▸ **To be done**
Return all the data below as it stands, minus the pictures.

+++

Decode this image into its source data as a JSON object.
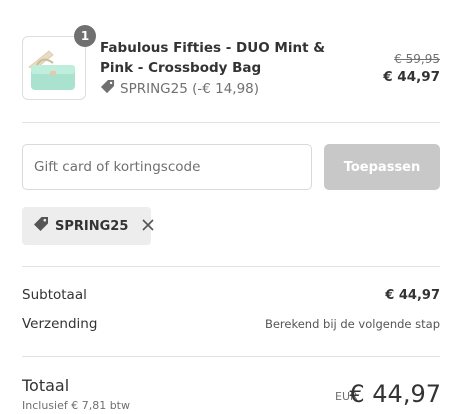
{
  "product": {
    "quantity": "1",
    "title": "Fabulous Fifties - DUO Mint & Pink - Crossbody Bag",
    "discount_text": "SPRING25 (-€ 14,98)",
    "price_original": "€ 59,95",
    "price_final": "€ 44,97",
    "image_icon": "mint-crossbody-bag-image"
  },
  "discount_form": {
    "placeholder": "Gift card of kortingscode",
    "value": "",
    "apply_label": "Toepassen"
  },
  "applied_code": {
    "code": "SPRING25",
    "remove_icon": "close-icon"
  },
  "summary": {
    "subtotal_label": "Subtotaal",
    "subtotal_value": "€ 44,97",
    "shipping_label": "Verzending",
    "shipping_value": "Berekend bij de volgende stap"
  },
  "total": {
    "label": "Totaal",
    "tax_note": "Inclusief € 7,81 btw",
    "currency": "EUR",
    "value": "€ 44,97"
  },
  "colors": {
    "button_disabled": "#c8c8c8",
    "tag_bg": "#ededed",
    "badge": "#707070",
    "bag_mint": "#a9e3cf",
    "bag_pink": "#f4d6d6"
  }
}
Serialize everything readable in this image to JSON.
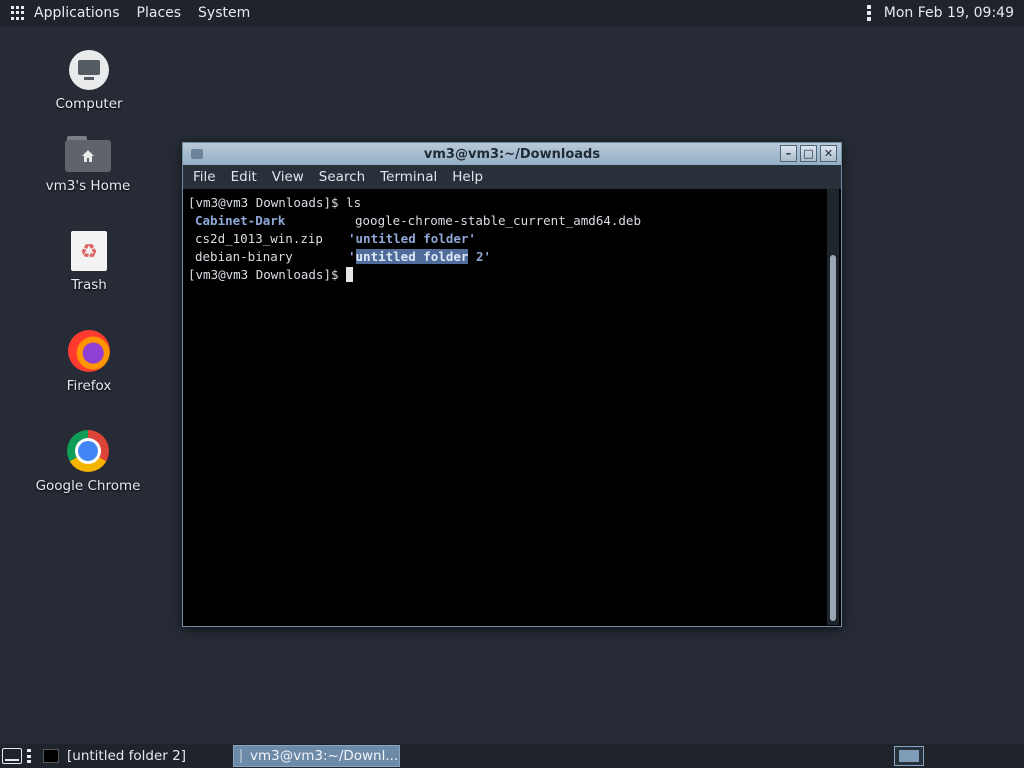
{
  "top_panel": {
    "menus": [
      "Applications",
      "Places",
      "System"
    ],
    "clock": "Mon Feb 19, 09:49"
  },
  "desktop": {
    "icons": [
      {
        "label": "Computer",
        "icon": "computer-icon"
      },
      {
        "label": "vm3's Home",
        "icon": "home-folder-icon"
      },
      {
        "label": "Trash",
        "icon": "trash-icon"
      },
      {
        "label": "Firefox",
        "icon": "firefox-icon"
      },
      {
        "label": "Google Chrome",
        "icon": "chrome-icon"
      }
    ]
  },
  "window": {
    "title": "vm3@vm3:~/Downloads",
    "menus": [
      "File",
      "Edit",
      "View",
      "Search",
      "Terminal",
      "Help"
    ]
  },
  "terminal": {
    "prompt": "[vm3@vm3 Downloads]$ ",
    "command": "ls",
    "entries": [
      {
        "name": "Cabinet-Dark",
        "type": "dir"
      },
      {
        "name": "google-chrome-stable_current_amd64.deb",
        "type": "file"
      },
      {
        "name": "cs2d_1013_win.zip",
        "type": "file"
      },
      {
        "name": "'untitled folder'",
        "type": "dir"
      },
      {
        "name": "debian-binary",
        "type": "file"
      },
      {
        "name": "'untitled folder 2'",
        "type": "dir"
      }
    ],
    "selected_text": "untitled folder"
  },
  "bottom_panel": {
    "tasks": [
      "[untitled folder 2]",
      "vm3@vm3:~/Downl..."
    ]
  },
  "colors": {
    "desktop": "#262b35",
    "titlebar": "#95aec5",
    "directory": "#8fa8d8",
    "selection": "#4f6c9b"
  }
}
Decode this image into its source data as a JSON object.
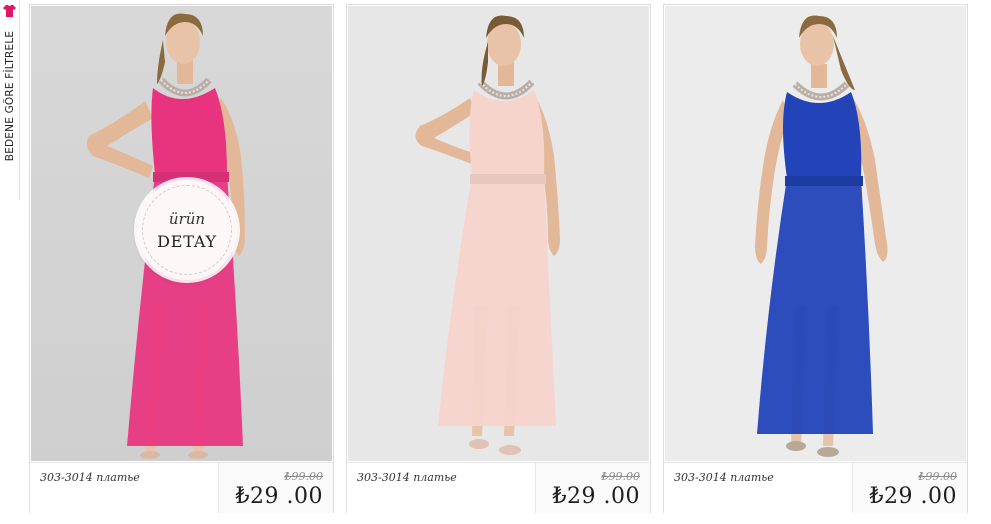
{
  "filter": {
    "label": "BEDENE GÖRE FİLTRELE",
    "icon": "tshirt-icon",
    "icon_color": "#e2156b"
  },
  "badge": {
    "top": "ürün",
    "bottom": "DETAY"
  },
  "products": [
    {
      "name": "303-3014 платье",
      "old_price": "₺99.00",
      "price": "₺29 .00",
      "dress_color": "#e8347f"
    },
    {
      "name": "303-3014 платье",
      "old_price": "₺99.00",
      "price": "₺29 .00",
      "dress_color": "#f6d4cc"
    },
    {
      "name": "303-3014 платье",
      "old_price": "₺99.00",
      "price": "₺29 .00",
      "dress_color": "#2244b8"
    }
  ]
}
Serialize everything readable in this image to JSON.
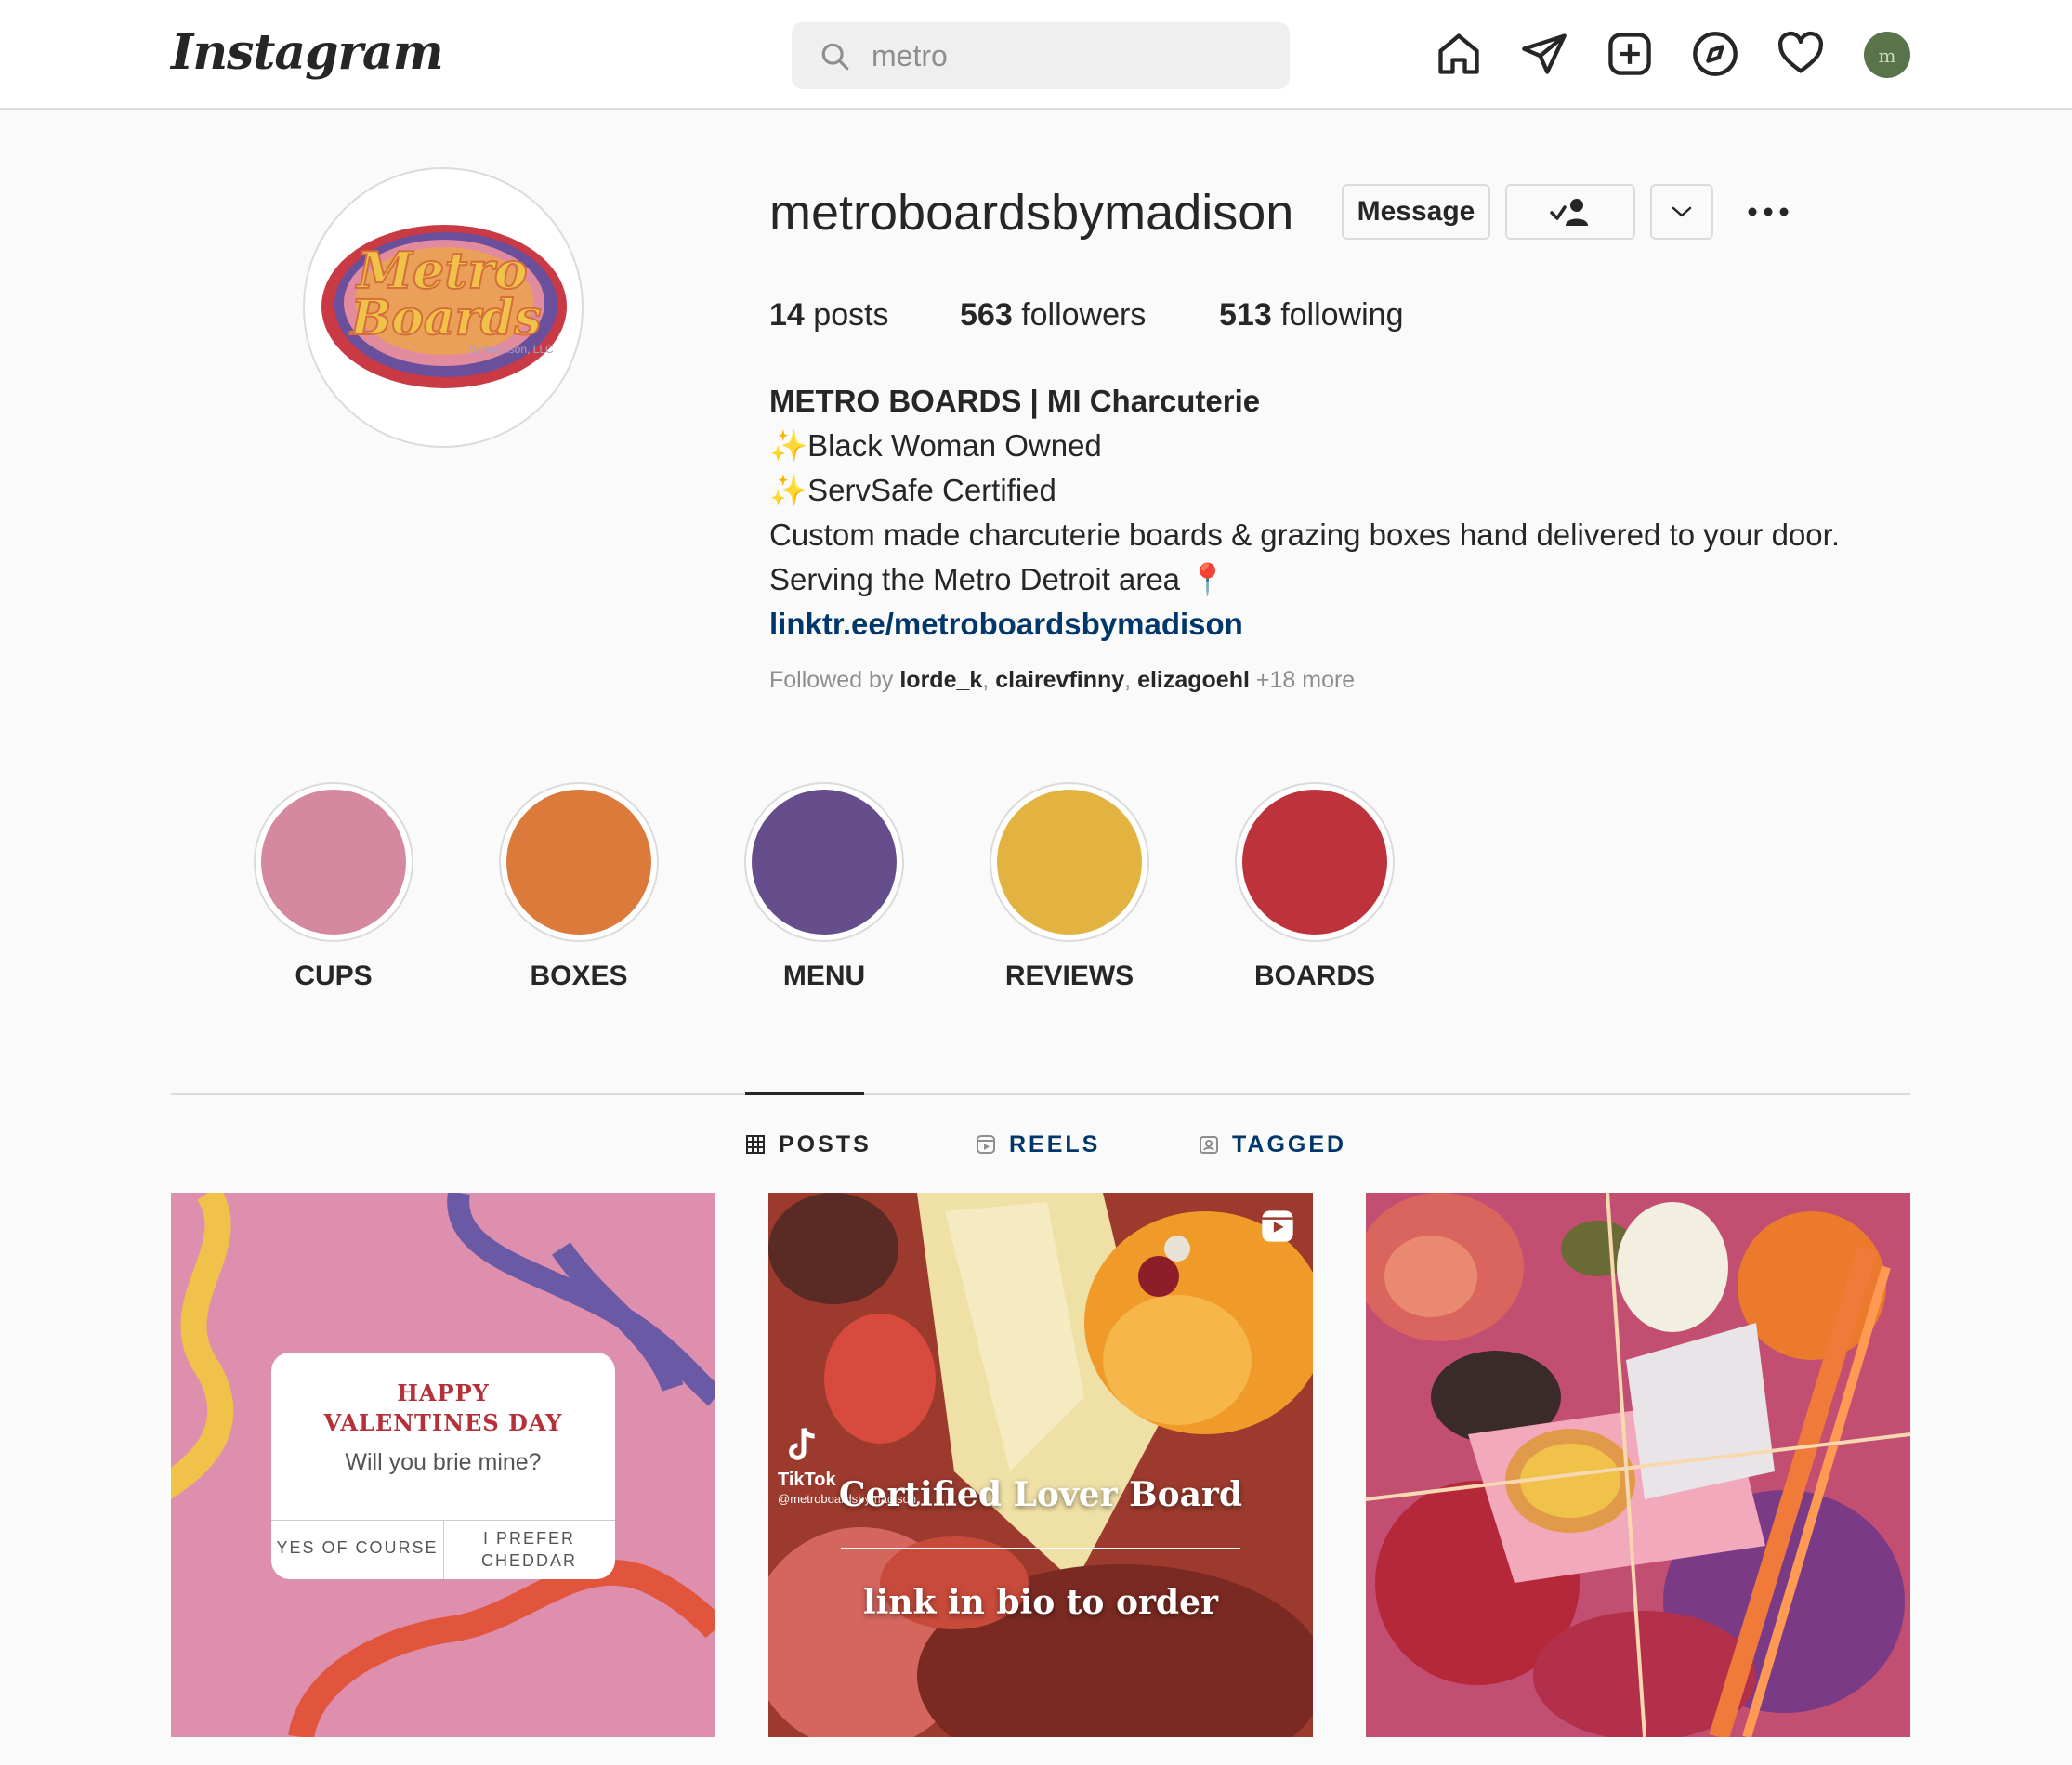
{
  "header": {
    "logo": "Instagram",
    "search_value": "metro",
    "nav_icons": [
      "home-icon",
      "direct-icon",
      "new-post-icon",
      "explore-icon",
      "activity-icon",
      "profile-avatar"
    ]
  },
  "profile": {
    "username": "metroboardsbymadison",
    "message_label": "Message",
    "stats": {
      "posts_count": "14",
      "posts_label": "posts",
      "followers_count": "563",
      "followers_label": "followers",
      "following_count": "513",
      "following_label": "following"
    },
    "bio": {
      "name": "METRO BOARDS | MI Charcuterie",
      "line1": "✨Black Woman Owned",
      "line2": "✨ServSafe Certified",
      "line3": "Custom made charcuterie boards & grazing boxes hand delivered to your door.",
      "line4": "Serving the Metro Detroit area 📍",
      "link": "linktr.ee/metroboardsbymadison"
    },
    "followed_by": {
      "prefix": "Followed by",
      "user1": "lorde_k",
      "user2": "clairevfinny",
      "user3": "elizagoehl",
      "more": "+18 more"
    },
    "logo_text": {
      "line1": "Metro",
      "line2": "Boards",
      "sub": "By Madison, LLC"
    }
  },
  "highlights": [
    {
      "label": "CUPS",
      "color": "#d5899f"
    },
    {
      "label": "BOXES",
      "color": "#dc7a3c"
    },
    {
      "label": "MENU",
      "color": "#664e8c"
    },
    {
      "label": "REVIEWS",
      "color": "#e3b342"
    },
    {
      "label": "BOARDS",
      "color": "#be323b"
    }
  ],
  "tabs": {
    "posts": "POSTS",
    "reels": "REELS",
    "tagged": "TAGGED"
  },
  "posts": {
    "post1": {
      "title_line1": "HAPPY",
      "title_line2": "VALENTINES DAY",
      "question": "Will you brie mine?",
      "option1": "YES OF COURSE",
      "option2_line1": "I PREFER",
      "option2_line2": "CHEDDAR"
    },
    "post2": {
      "tiktok": "TikTok",
      "tiktok_handle": "@metroboardsbymadison",
      "title": "Certified Lover Board",
      "subtitle": "link in bio to order"
    }
  }
}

+++

▸ **Answer in full**
Decode this image into its source data as a JSON object.
{
  "product": {
    "quantity": "1",
    "title": "Fabulous Fifties - DUO Mint & Pink - Crossbody Bag",
    "discount_text": "SPRING25 (-€ 14,98)",
    "price_original": "€ 59,95",
    "price_final": "€ 44,97",
    "image_icon": "mint-crossbody-bag-image"
  },
  "discount_form": {
    "placeholder": "Gift card of kortingscode",
    "value": "",
    "apply_label": "Toepassen"
  },
  "applied_code": {
    "code": "SPRING25",
    "remove_icon": "close-icon"
  },
  "summary": {
    "subtotal_label": "Subtotaal",
    "subtotal_value": "€ 44,97",
    "shipping_label": "Verzending",
    "shipping_value": "Berekend bij de volgende stap"
  },
  "total": {
    "label": "Totaal",
    "tax_note": "Inclusief € 7,81 btw",
    "currency": "EUR",
    "value": "€ 44,97"
  },
  "colors": {
    "button_disabled": "#c8c8c8",
    "tag_bg": "#ededed",
    "badge": "#707070",
    "bag_mint": "#a9e3cf",
    "bag_pink": "#f4d6d6"
  }
}
Serialize everything readable in this image to JSON.
{
  "top_panel": {
    "menus": [
      "Applications",
      "Places",
      "System"
    ],
    "clock": "Mon Feb 19, 09:49"
  },
  "desktop": {
    "icons": [
      {
        "label": "Computer",
        "icon": "computer-icon"
      },
      {
        "label": "vm3's Home",
        "icon": "home-folder-icon"
      },
      {
        "label": "Trash",
        "icon": "trash-icon"
      },
      {
        "label": "Firefox",
        "icon": "firefox-icon"
      },
      {
        "label": "Google Chrome",
        "icon": "chrome-icon"
      }
    ]
  },
  "window": {
    "title": "vm3@vm3:~/Downloads",
    "menus": [
      "File",
      "Edit",
      "View",
      "Search",
      "Terminal",
      "Help"
    ]
  },
  "terminal": {
    "prompt": "[vm3@vm3 Downloads]$ ",
    "command": "ls",
    "entries": [
      {
        "name": "Cabinet-Dark",
        "type": "dir"
      },
      {
        "name": "google-chrome-stable_current_amd64.deb",
        "type": "file"
      },
      {
        "name": "cs2d_1013_win.zip",
        "type": "file"
      },
      {
        "name": "'untitled folder'",
        "type": "dir"
      },
      {
        "name": "debian-binary",
        "type": "file"
      },
      {
        "name": "'untitled folder 2'",
        "type": "dir"
      }
    ],
    "selected_text": "untitled folder"
  },
  "bottom_panel": {
    "tasks": [
      "[untitled folder 2]",
      "vm3@vm3:~/Downl..."
    ]
  },
  "colors": {
    "desktop": "#262b35",
    "titlebar": "#95aec5",
    "directory": "#8fa8d8",
    "selection": "#4f6c9b"
  }
}
Decode this image into its source data as a JSON object.
{
  "filter": {
    "label": "BEDENE GÖRE FİLTRELE",
    "icon": "tshirt-icon",
    "icon_color": "#e2156b"
  },
  "badge": {
    "top": "ürün",
    "bottom": "DETAY"
  },
  "products": [
    {
      "name": "303-3014 платье",
      "old_price": "₺99.00",
      "price": "₺29 .00",
      "dress_color": "#e8347f"
    },
    {
      "name": "303-3014 платье",
      "old_price": "₺99.00",
      "price": "₺29 .00",
      "dress_color": "#f6d4cc"
    },
    {
      "name": "303-3014 платье",
      "old_price": "₺99.00",
      "price": "₺29 .00",
      "dress_color": "#2244b8"
    }
  ]
}
Serialize everything readable in this image to JSON.
{
  "header": {
    "logo": "Instagram",
    "search_value": "metro",
    "nav_icons": [
      "home-icon",
      "direct-icon",
      "new-post-icon",
      "explore-icon",
      "activity-icon",
      "profile-avatar"
    ]
  },
  "profile": {
    "username": "metroboardsbymadison",
    "message_label": "Message",
    "stats": {
      "posts_count": "14",
      "posts_label": "posts",
      "followers_count": "563",
      "followers_label": "followers",
      "following_count": "513",
      "following_label": "following"
    },
    "bio": {
      "name": "METRO BOARDS | MI Charcuterie",
      "line1": "✨Black Woman Owned",
      "line2": "✨ServSafe Certified",
      "line3": "Custom made charcuterie boards & grazing boxes hand delivered to your door.",
      "line4": "Serving the Metro Detroit area 📍",
      "link": "linktr.ee/metroboardsbymadison"
    },
    "followed_by": {
      "prefix": "Followed by",
      "user1": "lorde_k",
      "user2": "clairevfinny",
      "user3": "elizagoehl",
      "more": "+18 more"
    },
    "logo_text": {
      "line1": "Metro",
      "line2": "Boards",
      "sub": "By Madison, LLC"
    }
  },
  "highlights": [
    {
      "label": "CUPS",
      "color": "#d5899f"
    },
    {
      "label": "BOXES",
      "color": "#dc7a3c"
    },
    {
      "label": "MENU",
      "color": "#664e8c"
    },
    {
      "label": "REVIEWS",
      "color": "#e3b342"
    },
    {
      "label": "BOARDS",
      "color": "#be323b"
    }
  ],
  "tabs": {
    "posts": "POSTS",
    "reels": "REELS",
    "tagged": "TAGGED"
  },
  "posts": {
    "post1": {
      "title_line1": "HAPPY",
      "title_line2": "VALENTINES DAY",
      "question": "Will you brie mine?",
      "option1": "YES OF COURSE",
      "option2_line1": "I PREFER",
      "option2_line2": "CHEDDAR"
    },
    "post2": {
      "tiktok": "TikTok",
      "tiktok_handle": "@metroboardsbymadison",
      "title": "Certified Lover Board",
      "subtitle": "link in bio to order"
    }
  }
}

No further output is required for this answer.